== INFORMATION PROVIDED
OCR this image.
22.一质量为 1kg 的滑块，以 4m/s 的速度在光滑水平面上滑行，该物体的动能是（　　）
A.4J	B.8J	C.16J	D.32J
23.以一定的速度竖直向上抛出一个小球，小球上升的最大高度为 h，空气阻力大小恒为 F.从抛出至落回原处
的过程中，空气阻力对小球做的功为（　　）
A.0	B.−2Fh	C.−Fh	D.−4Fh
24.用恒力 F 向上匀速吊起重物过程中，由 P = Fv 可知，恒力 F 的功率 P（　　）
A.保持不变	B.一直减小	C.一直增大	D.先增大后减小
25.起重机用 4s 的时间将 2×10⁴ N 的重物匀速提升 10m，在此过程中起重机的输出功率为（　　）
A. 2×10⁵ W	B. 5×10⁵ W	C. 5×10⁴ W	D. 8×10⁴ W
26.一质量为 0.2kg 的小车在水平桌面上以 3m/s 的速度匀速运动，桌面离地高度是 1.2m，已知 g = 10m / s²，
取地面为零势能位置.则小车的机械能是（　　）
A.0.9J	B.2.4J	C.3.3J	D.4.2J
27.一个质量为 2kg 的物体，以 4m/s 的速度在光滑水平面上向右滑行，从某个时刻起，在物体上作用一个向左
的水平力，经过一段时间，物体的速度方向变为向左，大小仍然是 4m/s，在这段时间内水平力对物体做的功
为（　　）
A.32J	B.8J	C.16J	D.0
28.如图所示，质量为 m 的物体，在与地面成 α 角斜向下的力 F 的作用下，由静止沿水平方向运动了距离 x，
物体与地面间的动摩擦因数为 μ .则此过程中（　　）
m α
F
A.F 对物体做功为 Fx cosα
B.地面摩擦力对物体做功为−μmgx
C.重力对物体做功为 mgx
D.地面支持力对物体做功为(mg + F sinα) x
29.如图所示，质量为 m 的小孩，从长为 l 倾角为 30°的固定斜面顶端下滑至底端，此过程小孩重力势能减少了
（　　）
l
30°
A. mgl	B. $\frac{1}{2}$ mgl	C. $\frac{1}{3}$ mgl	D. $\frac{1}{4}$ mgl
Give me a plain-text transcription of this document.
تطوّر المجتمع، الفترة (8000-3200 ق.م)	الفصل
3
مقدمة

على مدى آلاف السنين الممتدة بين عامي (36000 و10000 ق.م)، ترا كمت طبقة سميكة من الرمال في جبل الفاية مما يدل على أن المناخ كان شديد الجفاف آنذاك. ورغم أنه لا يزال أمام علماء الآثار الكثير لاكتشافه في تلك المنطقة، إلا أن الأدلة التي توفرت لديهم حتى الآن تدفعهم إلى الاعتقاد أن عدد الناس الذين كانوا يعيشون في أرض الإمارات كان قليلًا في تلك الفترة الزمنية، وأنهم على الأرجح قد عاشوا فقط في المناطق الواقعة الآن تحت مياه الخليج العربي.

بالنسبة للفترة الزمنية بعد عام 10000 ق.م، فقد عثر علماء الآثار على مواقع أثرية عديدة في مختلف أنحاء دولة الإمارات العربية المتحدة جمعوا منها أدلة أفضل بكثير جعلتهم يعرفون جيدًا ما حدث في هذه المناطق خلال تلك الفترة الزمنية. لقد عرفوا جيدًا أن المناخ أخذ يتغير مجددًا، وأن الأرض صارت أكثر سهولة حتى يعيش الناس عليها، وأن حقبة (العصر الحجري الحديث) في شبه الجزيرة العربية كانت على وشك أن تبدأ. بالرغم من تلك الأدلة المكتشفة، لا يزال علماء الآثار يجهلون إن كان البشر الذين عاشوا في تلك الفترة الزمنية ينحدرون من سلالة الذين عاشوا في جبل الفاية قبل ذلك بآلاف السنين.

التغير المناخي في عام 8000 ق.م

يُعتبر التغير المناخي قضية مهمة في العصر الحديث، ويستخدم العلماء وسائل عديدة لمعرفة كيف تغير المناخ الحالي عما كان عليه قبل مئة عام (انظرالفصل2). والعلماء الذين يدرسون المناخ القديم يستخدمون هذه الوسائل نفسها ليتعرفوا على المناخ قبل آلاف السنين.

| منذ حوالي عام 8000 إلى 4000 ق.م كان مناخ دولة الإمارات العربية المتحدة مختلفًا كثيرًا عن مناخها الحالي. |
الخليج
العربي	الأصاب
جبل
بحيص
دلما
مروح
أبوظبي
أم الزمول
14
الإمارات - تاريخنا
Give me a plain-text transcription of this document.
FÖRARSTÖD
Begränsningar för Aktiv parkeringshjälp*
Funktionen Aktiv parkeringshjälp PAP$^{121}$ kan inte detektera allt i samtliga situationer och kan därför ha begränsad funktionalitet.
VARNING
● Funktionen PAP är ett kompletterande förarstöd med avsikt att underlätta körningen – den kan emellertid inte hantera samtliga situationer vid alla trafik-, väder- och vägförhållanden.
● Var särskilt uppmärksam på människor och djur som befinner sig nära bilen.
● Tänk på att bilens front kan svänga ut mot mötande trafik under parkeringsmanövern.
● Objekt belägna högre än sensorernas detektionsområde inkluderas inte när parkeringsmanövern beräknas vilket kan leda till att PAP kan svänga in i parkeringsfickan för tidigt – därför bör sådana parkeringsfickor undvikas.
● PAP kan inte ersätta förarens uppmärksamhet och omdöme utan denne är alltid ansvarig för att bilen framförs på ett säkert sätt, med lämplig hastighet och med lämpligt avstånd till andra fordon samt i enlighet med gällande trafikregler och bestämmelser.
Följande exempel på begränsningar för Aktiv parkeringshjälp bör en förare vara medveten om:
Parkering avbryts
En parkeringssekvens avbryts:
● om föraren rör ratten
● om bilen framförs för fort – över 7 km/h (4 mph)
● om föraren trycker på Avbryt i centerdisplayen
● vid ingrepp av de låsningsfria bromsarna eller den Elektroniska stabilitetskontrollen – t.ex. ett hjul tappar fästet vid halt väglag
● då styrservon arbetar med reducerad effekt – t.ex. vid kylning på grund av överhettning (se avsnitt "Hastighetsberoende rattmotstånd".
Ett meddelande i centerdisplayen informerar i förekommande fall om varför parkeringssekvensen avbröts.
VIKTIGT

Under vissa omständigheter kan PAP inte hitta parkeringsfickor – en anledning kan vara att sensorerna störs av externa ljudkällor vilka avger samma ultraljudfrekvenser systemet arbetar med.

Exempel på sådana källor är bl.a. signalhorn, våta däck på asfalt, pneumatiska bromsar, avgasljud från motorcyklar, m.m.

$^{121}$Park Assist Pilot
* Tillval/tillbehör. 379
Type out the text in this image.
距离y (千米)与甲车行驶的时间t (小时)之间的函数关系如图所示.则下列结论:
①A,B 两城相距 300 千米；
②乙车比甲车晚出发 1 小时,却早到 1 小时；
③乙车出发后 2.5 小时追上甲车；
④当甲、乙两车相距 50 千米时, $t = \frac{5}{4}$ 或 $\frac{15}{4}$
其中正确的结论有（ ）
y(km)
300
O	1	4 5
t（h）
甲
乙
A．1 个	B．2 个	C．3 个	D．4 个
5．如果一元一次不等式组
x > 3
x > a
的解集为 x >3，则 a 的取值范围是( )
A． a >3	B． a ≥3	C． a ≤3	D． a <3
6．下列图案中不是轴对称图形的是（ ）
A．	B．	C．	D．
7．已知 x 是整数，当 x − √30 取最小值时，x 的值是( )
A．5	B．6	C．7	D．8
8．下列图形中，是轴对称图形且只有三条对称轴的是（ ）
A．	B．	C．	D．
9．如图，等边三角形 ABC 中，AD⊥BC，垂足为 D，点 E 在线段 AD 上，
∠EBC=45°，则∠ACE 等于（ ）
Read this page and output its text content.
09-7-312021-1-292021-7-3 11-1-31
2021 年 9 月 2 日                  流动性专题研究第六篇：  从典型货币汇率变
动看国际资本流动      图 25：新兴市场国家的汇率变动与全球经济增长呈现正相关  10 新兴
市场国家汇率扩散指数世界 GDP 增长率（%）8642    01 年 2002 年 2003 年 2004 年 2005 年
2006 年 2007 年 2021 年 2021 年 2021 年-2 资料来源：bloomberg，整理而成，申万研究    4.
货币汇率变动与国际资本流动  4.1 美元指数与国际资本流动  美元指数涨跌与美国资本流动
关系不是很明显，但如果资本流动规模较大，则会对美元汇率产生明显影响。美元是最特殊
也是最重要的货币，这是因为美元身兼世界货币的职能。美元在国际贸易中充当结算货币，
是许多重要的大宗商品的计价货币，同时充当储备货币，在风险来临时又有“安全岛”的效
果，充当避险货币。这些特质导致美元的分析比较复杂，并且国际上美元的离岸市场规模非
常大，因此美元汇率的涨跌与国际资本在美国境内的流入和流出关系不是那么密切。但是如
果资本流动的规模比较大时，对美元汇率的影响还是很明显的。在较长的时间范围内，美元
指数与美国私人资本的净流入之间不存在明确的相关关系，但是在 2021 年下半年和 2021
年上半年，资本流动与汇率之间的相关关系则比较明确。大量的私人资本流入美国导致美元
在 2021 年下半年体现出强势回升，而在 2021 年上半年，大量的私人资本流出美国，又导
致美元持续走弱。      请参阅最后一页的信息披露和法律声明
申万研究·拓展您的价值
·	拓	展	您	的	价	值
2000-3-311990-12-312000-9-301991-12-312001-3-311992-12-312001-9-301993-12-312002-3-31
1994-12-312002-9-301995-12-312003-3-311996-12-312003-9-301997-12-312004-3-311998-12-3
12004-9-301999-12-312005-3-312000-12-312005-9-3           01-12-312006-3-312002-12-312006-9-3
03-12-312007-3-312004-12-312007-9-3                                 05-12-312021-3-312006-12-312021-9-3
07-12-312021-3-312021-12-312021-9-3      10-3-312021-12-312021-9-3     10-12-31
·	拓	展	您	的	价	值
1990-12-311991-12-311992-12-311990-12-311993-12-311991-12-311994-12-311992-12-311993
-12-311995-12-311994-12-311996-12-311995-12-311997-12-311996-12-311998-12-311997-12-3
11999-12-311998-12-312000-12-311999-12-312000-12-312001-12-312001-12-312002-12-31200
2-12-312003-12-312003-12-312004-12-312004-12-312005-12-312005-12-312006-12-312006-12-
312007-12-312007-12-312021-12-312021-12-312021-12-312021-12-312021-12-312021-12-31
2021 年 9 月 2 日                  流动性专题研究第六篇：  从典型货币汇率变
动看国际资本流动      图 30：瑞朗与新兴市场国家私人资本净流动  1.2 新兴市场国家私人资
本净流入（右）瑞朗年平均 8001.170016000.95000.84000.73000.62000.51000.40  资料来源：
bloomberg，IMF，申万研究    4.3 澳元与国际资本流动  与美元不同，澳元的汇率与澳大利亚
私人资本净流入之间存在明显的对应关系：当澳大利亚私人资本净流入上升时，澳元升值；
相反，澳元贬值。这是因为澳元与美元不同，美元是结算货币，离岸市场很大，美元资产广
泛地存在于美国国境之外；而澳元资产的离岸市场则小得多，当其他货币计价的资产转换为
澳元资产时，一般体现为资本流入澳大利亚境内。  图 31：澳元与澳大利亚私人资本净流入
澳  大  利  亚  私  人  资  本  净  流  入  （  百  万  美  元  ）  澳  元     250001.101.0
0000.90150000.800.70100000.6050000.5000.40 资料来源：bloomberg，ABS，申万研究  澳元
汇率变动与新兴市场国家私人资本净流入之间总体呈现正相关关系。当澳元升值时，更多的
====
TASK TO COMPLETE: Check each line of the entries for the string "الحديث". Copy the lines that have it.

RESPONSE:
بالنسبة للفترة الزمنية بعد عام 10000 ق.م، فقد عثر علماء الآثار على مواقع أثرية عديدة في مختلف أنحاء دولة الإمارات العربية المتحدة جمعوا منها أدلة أفضل بكثير جعلتهم يعرفون جيدًا ما حدث في هذه المناطق خلال تلك الفترة الزمنية. لقد عرفوا جيدًا أن المناخ أخذ يتغير مجددًا، وأن الأرض صارت أكثر سهولة حتى يعيش الناس عليها، وأن حقبة (العصر الحجري الحديث) في شبه الجزيرة العربية كانت على وشك أن تبدأ. بالرغم من تلك الأدلة المكتشفة، لا يزال علماء الآثار يجهلون إن كان البشر الذين عاشوا في تلك الفترة الزمنية ينحدرون من سلالة الذين عاشوا في جبل الفاية قبل ذلك بآلاف السنين.
يُعتبر التغير المناخي قضية مهمة في العصر الحديث، ويستخدم العلماء وسائل عديدة لمعرفة كيف تغير المناخ الحالي عما كان عليه قبل مئة عام (انظرالفصل2). والعلماء الذين يدرسون المناخ القديم يستخدمون هذه الوسائل نفسها ليتعرفوا على المناخ قبل آلاف السنين.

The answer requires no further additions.